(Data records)
^^^^

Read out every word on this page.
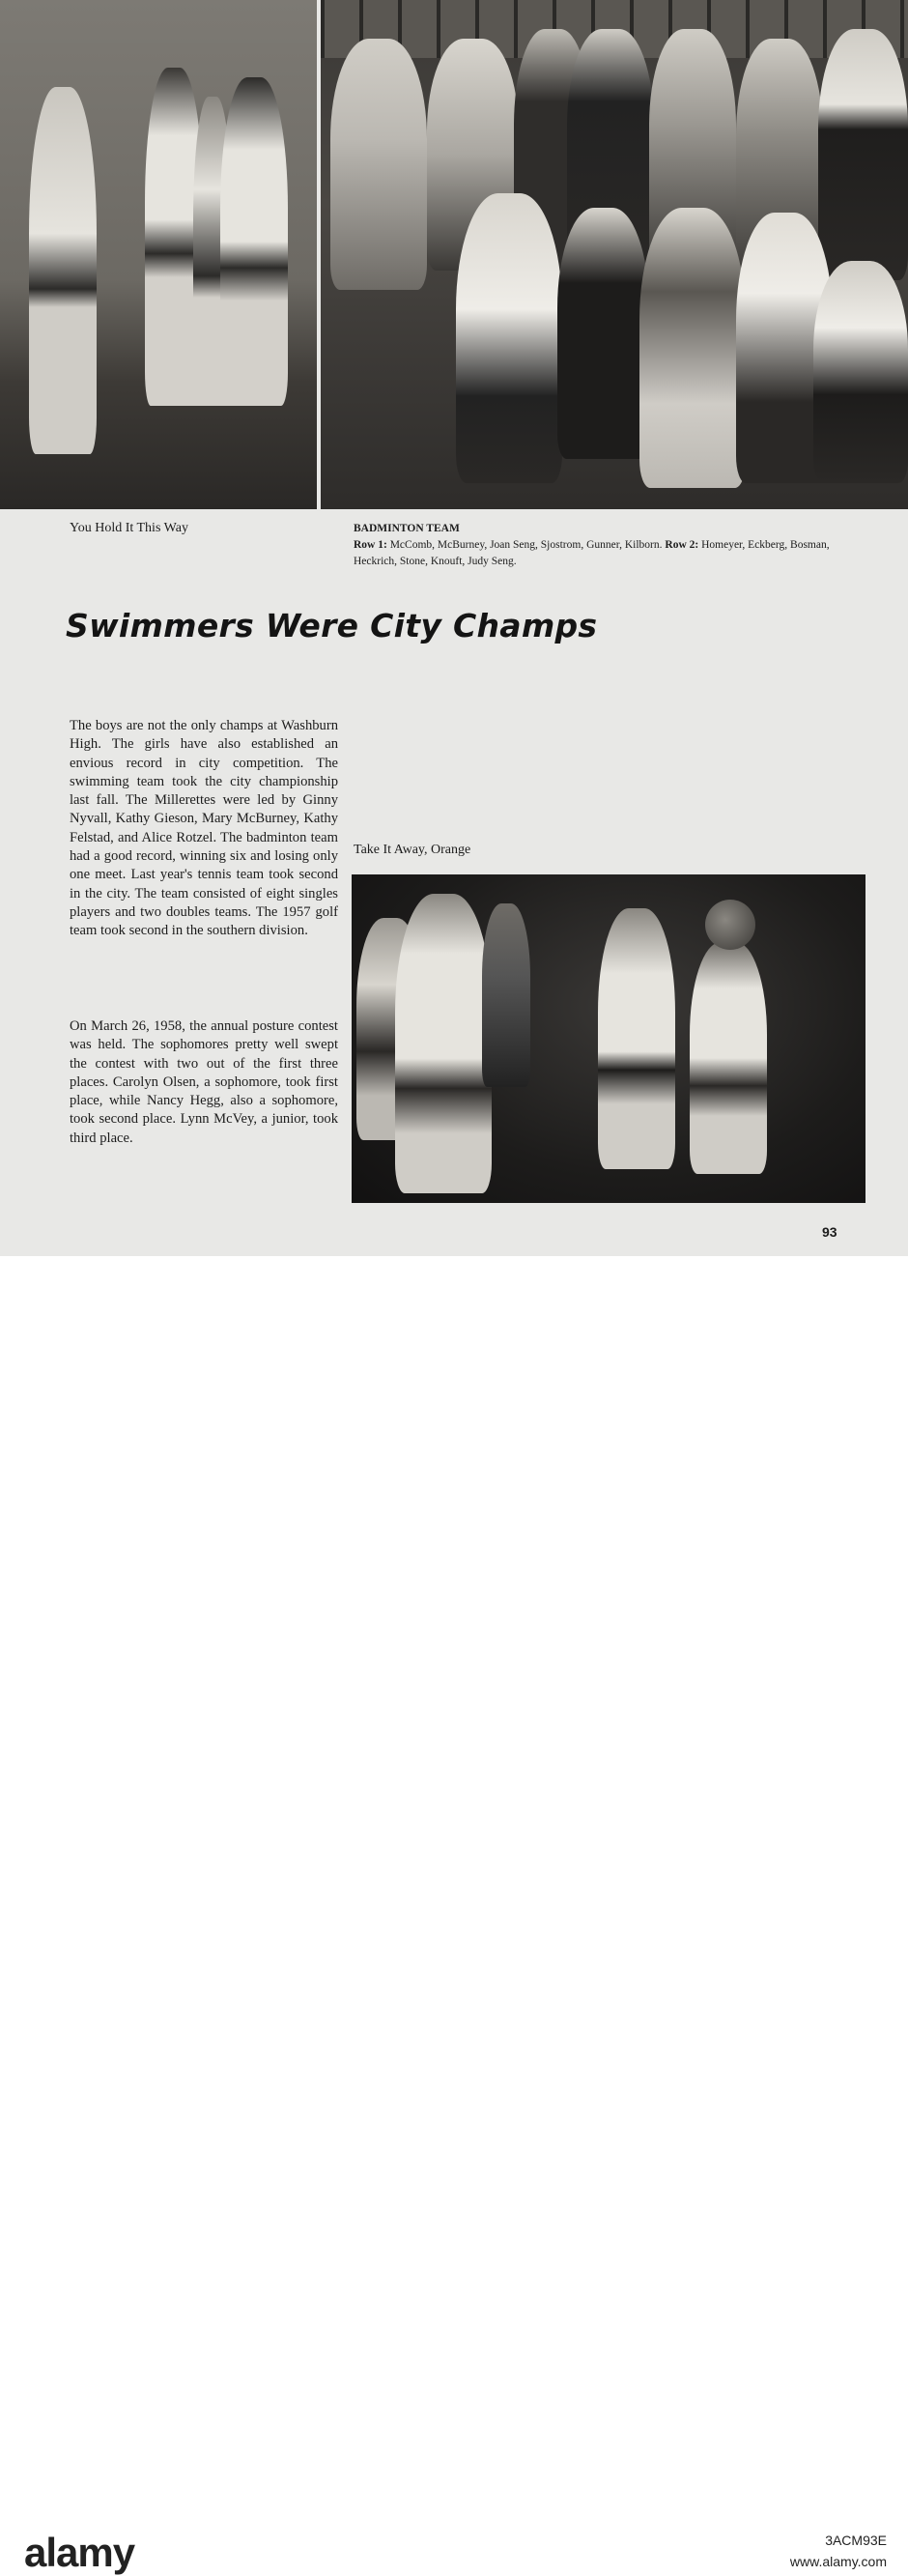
You Hold It This Way	BADMINTON TEAM
Row 1: McComb, McBurney, Joan Seng, Sjostrom, Gunner, Kilborn. Row 2: Homeyer, Eckberg, Bosman, Heckrich, Stone, Knouft, Judy Seng.
Swimmers Were City Champs

The boys are not the only champs at Washburn High. The girls have also established an envious record in city competition. The swimming team took the city championship last fall. The Millerettes were led by Ginny Nyvall, Kathy Gieson, Mary McBurney, Kathy Felstad, and Alice Rotzel. The badminton team had a good record, winning six and losing only one meet. Last year's tennis team took second in the city. The team consisted of eight singles players and two doubles teams. The 1957 golf team took second in the southern division.

On March 26, 1958, the annual posture contest was held. The sophomores pretty well swept the contest with two out of the first three places. Carolyn Olsen, a sophomore, took first place, while Nancy Hegg, also a sophomore, took second place. Lynn McVey, a junior, took third place.

Take It Away, Orange
93
alamy	3ACM93E
www.alamy.com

^^^^

Aim: Word for word, quote the lines above. Omit the pictures.

Response to this exercise:
Read out every word on this page.
You Hold It This Way	BADMINTON TEAM
Row 1: McComb, McBurney, Joan Seng, Sjostrom, Gunner, Kilborn. Row 2: Homeyer, Eckberg, Bosman, Heckrich, Stone, Knouft, Judy Seng.
Swimmers Were City Champs

The boys are not the only champs at Washburn High. The girls have also established an envious record in city competition. The swimming team took the city championship last fall. The Millerettes were led by Ginny Nyvall, Kathy Gieson, Mary McBurney, Kathy Felstad, and Alice Rotzel. The badminton team had a good record, winning six and losing only one meet. Last year's tennis team took second in the city. The team consisted of eight singles players and two doubles teams. The 1957 golf team took second in the southern division.

On March 26, 1958, the annual posture contest was held. The sophomores pretty well swept the contest with two out of the first three places. Carolyn Olsen, a sophomore, took first place, while Nancy Hegg, also a sophomore, took second place. Lynn McVey, a junior, took third place.

Take It Away, Orange
93
alamy	3ACM93E
www.alamy.com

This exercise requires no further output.